— Begin PROVIDED RECORDS —

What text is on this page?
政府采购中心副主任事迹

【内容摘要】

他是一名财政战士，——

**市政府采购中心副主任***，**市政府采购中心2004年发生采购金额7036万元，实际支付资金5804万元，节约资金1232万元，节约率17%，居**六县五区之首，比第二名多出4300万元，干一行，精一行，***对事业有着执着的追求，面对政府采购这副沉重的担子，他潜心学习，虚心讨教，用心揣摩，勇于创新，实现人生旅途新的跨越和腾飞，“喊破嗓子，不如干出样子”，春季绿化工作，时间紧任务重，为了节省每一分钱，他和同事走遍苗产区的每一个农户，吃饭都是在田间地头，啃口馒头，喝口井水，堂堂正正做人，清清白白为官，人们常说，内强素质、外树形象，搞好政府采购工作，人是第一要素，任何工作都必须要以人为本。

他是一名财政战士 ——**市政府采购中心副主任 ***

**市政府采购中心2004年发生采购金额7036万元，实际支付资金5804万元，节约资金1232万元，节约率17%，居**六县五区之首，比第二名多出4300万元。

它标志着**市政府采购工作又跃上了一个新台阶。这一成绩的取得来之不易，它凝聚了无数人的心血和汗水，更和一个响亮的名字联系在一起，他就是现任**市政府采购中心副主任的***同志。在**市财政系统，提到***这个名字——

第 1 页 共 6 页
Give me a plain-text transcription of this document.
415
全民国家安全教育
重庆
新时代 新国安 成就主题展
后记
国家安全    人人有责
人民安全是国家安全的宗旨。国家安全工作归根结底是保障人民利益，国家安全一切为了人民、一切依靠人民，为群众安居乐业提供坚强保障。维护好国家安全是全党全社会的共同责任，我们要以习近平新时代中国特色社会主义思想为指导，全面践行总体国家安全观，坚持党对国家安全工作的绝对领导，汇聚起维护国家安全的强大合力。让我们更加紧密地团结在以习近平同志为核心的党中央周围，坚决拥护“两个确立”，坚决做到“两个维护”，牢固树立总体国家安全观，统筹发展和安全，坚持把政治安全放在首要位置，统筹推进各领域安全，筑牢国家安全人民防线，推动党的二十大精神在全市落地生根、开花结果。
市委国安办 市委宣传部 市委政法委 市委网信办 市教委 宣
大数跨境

— End PROVIDED RECORDS —

- _TASK DETAILS_: Quote exactly the line containing "Give me a plain-text" and every later line through the end of the listing, and no other lines.

- _TASK RESULT_:
Give me a plain-text transcription of this document.
415
全民国家安全教育
重庆
新时代 新国安 成就主题展
后记
国家安全    人人有责
人民安全是国家安全的宗旨。国家安全工作归根结底是保障人民利益，国家安全一切为了人民、一切依靠人民，为群众安居乐业提供坚强保障。维护好国家安全是全党全社会的共同责任，我们要以习近平新时代中国特色社会主义思想为指导，全面践行总体国家安全观，坚持党对国家安全工作的绝对领导，汇聚起维护国家安全的强大合力。让我们更加紧密地团结在以习近平同志为核心的党中央周围，坚决拥护“两个确立”，坚决做到“两个维护”，牢固树立总体国家安全观，统筹发展和安全，坚持把政治安全放在首要位置，统筹推进各领域安全，筑牢国家安全人民防线，推动党的二十大精神在全市落地生根、开花结果。
市委国安办 市委宣传部 市委政法委 市委网信办 市教委 宣
大数跨境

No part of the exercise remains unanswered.